## GOAL OF THE EXERCISE
Check each line of the data below for the word "title", then extract the ones that have it.

BEGIN MATERIAL PROVIDED

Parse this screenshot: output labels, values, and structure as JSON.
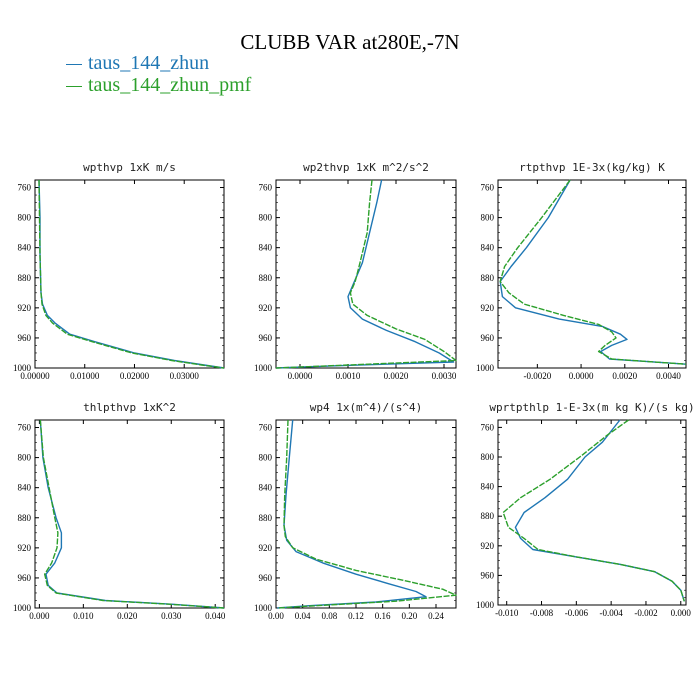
{
  "title": "CLUBB VAR at280E,-7N",
  "legend": [
    {
      "name": "taus_144_zhun",
      "color": "#1f77b4"
    },
    {
      "name": "taus_144_zhun_pmf",
      "color": "#2ca02c"
    }
  ],
  "chart_data": [
    {
      "type": "line",
      "title": "wpthvp  1xK m/s",
      "xlim": [
        0,
        0.038
      ],
      "ylim": [
        1000,
        750
      ],
      "xticks": [
        0,
        0.01,
        0.02,
        0.03
      ],
      "xtick_labels": [
        "0.00000",
        "0.01000",
        "0.02000",
        "0.03000"
      ],
      "yticks": [
        760,
        800,
        840,
        880,
        920,
        960,
        1000
      ],
      "series": [
        {
          "name": "taus_144_zhun",
          "points": [
            [
              0.0008,
              750
            ],
            [
              0.001,
              800
            ],
            [
              0.001,
              850
            ],
            [
              0.0012,
              900
            ],
            [
              0.0015,
              915
            ],
            [
              0.0025,
              930
            ],
            [
              0.004,
              940
            ],
            [
              0.007,
              955
            ],
            [
              0.012,
              965
            ],
            [
              0.02,
              980
            ],
            [
              0.028,
              990
            ],
            [
              0.034,
              996
            ],
            [
              0.038,
              1000
            ]
          ]
        },
        {
          "name": "taus_144_zhun_pmf",
          "points": [
            [
              0.0008,
              750
            ],
            [
              0.0009,
              800
            ],
            [
              0.001,
              850
            ],
            [
              0.0012,
              900
            ],
            [
              0.0014,
              915
            ],
            [
              0.0022,
              930
            ],
            [
              0.0035,
              940
            ],
            [
              0.0065,
              955
            ],
            [
              0.0115,
              965
            ],
            [
              0.0195,
              980
            ],
            [
              0.0275,
              990
            ],
            [
              0.0335,
              996
            ],
            [
              0.038,
              1000
            ]
          ]
        }
      ]
    },
    {
      "type": "line",
      "title": "wp2thvp  1xK m^2/s^2",
      "xlim": [
        -0.0005,
        0.00325
      ],
      "ylim": [
        1000,
        750
      ],
      "xticks": [
        0,
        0.001,
        0.002,
        0.003
      ],
      "xtick_labels": [
        "0.0000",
        "0.0010",
        "0.0020",
        "0.0030"
      ],
      "yticks": [
        760,
        800,
        840,
        880,
        920,
        960,
        1000
      ],
      "series": [
        {
          "name": "taus_144_zhun",
          "points": [
            [
              0.0017,
              750
            ],
            [
              0.0016,
              780
            ],
            [
              0.00145,
              820
            ],
            [
              0.0013,
              860
            ],
            [
              0.0011,
              890
            ],
            [
              0.001,
              905
            ],
            [
              0.00105,
              920
            ],
            [
              0.0013,
              935
            ],
            [
              0.0018,
              950
            ],
            [
              0.0024,
              965
            ],
            [
              0.0029,
              980
            ],
            [
              0.0032,
              992
            ],
            [
              0.0008,
              997
            ],
            [
              -0.0005,
              1000
            ]
          ]
        },
        {
          "name": "taus_144_zhun_pmf",
          "points": [
            [
              0.0015,
              750
            ],
            [
              0.00145,
              780
            ],
            [
              0.0014,
              820
            ],
            [
              0.00125,
              860
            ],
            [
              0.00115,
              885
            ],
            [
              0.00105,
              900
            ],
            [
              0.0011,
              915
            ],
            [
              0.0014,
              930
            ],
            [
              0.002,
              948
            ],
            [
              0.0026,
              962
            ],
            [
              0.003,
              978
            ],
            [
              0.00325,
              990
            ],
            [
              0.001,
              996
            ],
            [
              -0.0005,
              1000
            ]
          ]
        }
      ]
    },
    {
      "type": "line",
      "title": "rtpthvp  1E-3x(kg/kg) K",
      "xlim": [
        -0.0038,
        0.0048
      ],
      "ylim": [
        1000,
        750
      ],
      "xticks": [
        -0.002,
        0,
        0.002,
        0.004
      ],
      "xtick_labels": [
        "-0.0020",
        "0.0000",
        "0.0020",
        "0.0040"
      ],
      "yticks": [
        760,
        800,
        840,
        880,
        920,
        960,
        1000
      ],
      "series": [
        {
          "name": "taus_144_zhun",
          "points": [
            [
              -0.0005,
              750
            ],
            [
              -0.0015,
              800
            ],
            [
              -0.0025,
              840
            ],
            [
              -0.0032,
              865
            ],
            [
              -0.0037,
              885
            ],
            [
              -0.0036,
              905
            ],
            [
              -0.003,
              920
            ],
            [
              -0.001,
              935
            ],
            [
              0.001,
              945
            ],
            [
              0.0018,
              955
            ],
            [
              0.0021,
              962
            ],
            [
              0.0014,
              970
            ],
            [
              0.0009,
              978
            ],
            [
              0.0013,
              988
            ],
            [
              0.0048,
              995
            ]
          ]
        },
        {
          "name": "taus_144_zhun_pmf",
          "points": [
            [
              -0.0005,
              750
            ],
            [
              -0.0018,
              800
            ],
            [
              -0.0029,
              840
            ],
            [
              -0.0035,
              865
            ],
            [
              -0.0037,
              885
            ],
            [
              -0.0033,
              900
            ],
            [
              -0.0026,
              915
            ],
            [
              -0.0008,
              930
            ],
            [
              0.0008,
              942
            ],
            [
              0.0014,
              952
            ],
            [
              0.0016,
              960
            ],
            [
              0.0011,
              970
            ],
            [
              0.0008,
              978
            ],
            [
              0.0014,
              988
            ],
            [
              0.0048,
              995
            ]
          ]
        }
      ]
    },
    {
      "type": "line",
      "title": "thlpthvp  1xK^2",
      "xlim": [
        -0.001,
        0.042
      ],
      "ylim": [
        1000,
        750
      ],
      "xticks": [
        0,
        0.01,
        0.02,
        0.03,
        0.04
      ],
      "xtick_labels": [
        "0.000",
        "0.010",
        "0.020",
        "0.030",
        "0.040"
      ],
      "yticks": [
        760,
        800,
        840,
        880,
        920,
        960,
        1000
      ],
      "series": [
        {
          "name": "taus_144_zhun",
          "points": [
            [
              0.0002,
              750
            ],
            [
              0.0008,
              800
            ],
            [
              0.002,
              840
            ],
            [
              0.0038,
              880
            ],
            [
              0.005,
              900
            ],
            [
              0.005,
              920
            ],
            [
              0.0035,
              940
            ],
            [
              0.0015,
              955
            ],
            [
              0.002,
              970
            ],
            [
              0.004,
              980
            ],
            [
              0.015,
              990
            ],
            [
              0.03,
              995
            ],
            [
              0.042,
              1000
            ]
          ]
        },
        {
          "name": "taus_144_zhun_pmf",
          "points": [
            [
              0.0002,
              750
            ],
            [
              0.0009,
              800
            ],
            [
              0.0022,
              840
            ],
            [
              0.0035,
              880
            ],
            [
              0.0042,
              900
            ],
            [
              0.004,
              920
            ],
            [
              0.0028,
              940
            ],
            [
              0.0012,
              955
            ],
            [
              0.0018,
              970
            ],
            [
              0.0038,
              980
            ],
            [
              0.0145,
              990
            ],
            [
              0.0295,
              995
            ],
            [
              0.042,
              1000
            ]
          ]
        }
      ]
    },
    {
      "type": "line",
      "title": "wp4  1x(m^4)/(s^4)",
      "xlim": [
        0,
        0.27
      ],
      "ylim": [
        1000,
        750
      ],
      "xticks": [
        0,
        0.04,
        0.08,
        0.12,
        0.16,
        0.2,
        0.24
      ],
      "xtick_labels": [
        "0.00",
        "0.04",
        "0.08",
        "0.12",
        "0.16",
        "0.20",
        "0.24"
      ],
      "yticks": [
        760,
        800,
        840,
        880,
        920,
        960,
        1000
      ],
      "series": [
        {
          "name": "taus_144_zhun",
          "points": [
            [
              0.025,
              750
            ],
            [
              0.02,
              800
            ],
            [
              0.015,
              850
            ],
            [
              0.012,
              890
            ],
            [
              0.016,
              910
            ],
            [
              0.03,
              925
            ],
            [
              0.07,
              940
            ],
            [
              0.12,
              955
            ],
            [
              0.17,
              968
            ],
            [
              0.21,
              978
            ],
            [
              0.225,
              985
            ],
            [
              0.15,
              992
            ],
            [
              0.05,
              997
            ],
            [
              0.002,
              1000
            ]
          ]
        },
        {
          "name": "taus_144_zhun_pmf",
          "points": [
            [
              0.018,
              750
            ],
            [
              0.016,
              800
            ],
            [
              0.013,
              850
            ],
            [
              0.012,
              890
            ],
            [
              0.014,
              905
            ],
            [
              0.025,
              920
            ],
            [
              0.06,
              935
            ],
            [
              0.12,
              950
            ],
            [
              0.19,
              963
            ],
            [
              0.25,
              975
            ],
            [
              0.27,
              983
            ],
            [
              0.18,
              991
            ],
            [
              0.06,
              997
            ],
            [
              0.002,
              1000
            ]
          ]
        }
      ]
    },
    {
      "type": "line",
      "title": "wprtpthlp  1-E-3x(m kg K)/(s kg)",
      "xlim": [
        -0.0105,
        0.0003
      ],
      "ylim": [
        1000,
        750
      ],
      "xticks": [
        -0.01,
        -0.008,
        -0.006,
        -0.004,
        -0.002,
        0
      ],
      "xtick_labels": [
        "-0.010",
        "-0.008",
        "-0.006",
        "-0.004",
        "-0.002",
        "0.000"
      ],
      "yticks": [
        760,
        800,
        840,
        880,
        920,
        960,
        1000
      ],
      "series": [
        {
          "name": "taus_144_zhun",
          "points": [
            [
              -0.0035,
              750
            ],
            [
              -0.0045,
              780
            ],
            [
              -0.0055,
              800
            ],
            [
              -0.0065,
              830
            ],
            [
              -0.0078,
              855
            ],
            [
              -0.009,
              875
            ],
            [
              -0.0095,
              895
            ],
            [
              -0.0092,
              910
            ],
            [
              -0.0085,
              925
            ],
            [
              -0.006,
              935
            ],
            [
              -0.0035,
              945
            ],
            [
              -0.0015,
              955
            ],
            [
              -0.0005,
              968
            ],
            [
              0.0,
              980
            ],
            [
              0.0002,
              995
            ]
          ]
        },
        {
          "name": "taus_144_zhun_pmf",
          "points": [
            [
              -0.003,
              750
            ],
            [
              -0.0042,
              770
            ],
            [
              -0.0058,
              800
            ],
            [
              -0.0075,
              830
            ],
            [
              -0.0092,
              855
            ],
            [
              -0.0102,
              875
            ],
            [
              -0.0099,
              895
            ],
            [
              -0.009,
              910
            ],
            [
              -0.0082,
              925
            ],
            [
              -0.006,
              935
            ],
            [
              -0.0035,
              945
            ],
            [
              -0.0015,
              955
            ],
            [
              -0.0005,
              968
            ],
            [
              0.0,
              980
            ],
            [
              0.0002,
              995
            ]
          ]
        }
      ]
    }
  ]
}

END MATERIAL PROVIDED

## ANSWER FOR THE TASK
  "title": "CLUBB VAR at280E,-7N",
      "title": "wpthvp  1xK m/s",
      "title": "wp2thvp  1xK m^2/s^2",
      "title": "rtpthvp  1E-3x(kg/kg) K",
      "title": "thlpthvp  1xK^2",
      "title": "wp4  1x(m^4)/(s^4)",
      "title": "wprtpthlp  1-E-3x(m kg K)/(s kg)",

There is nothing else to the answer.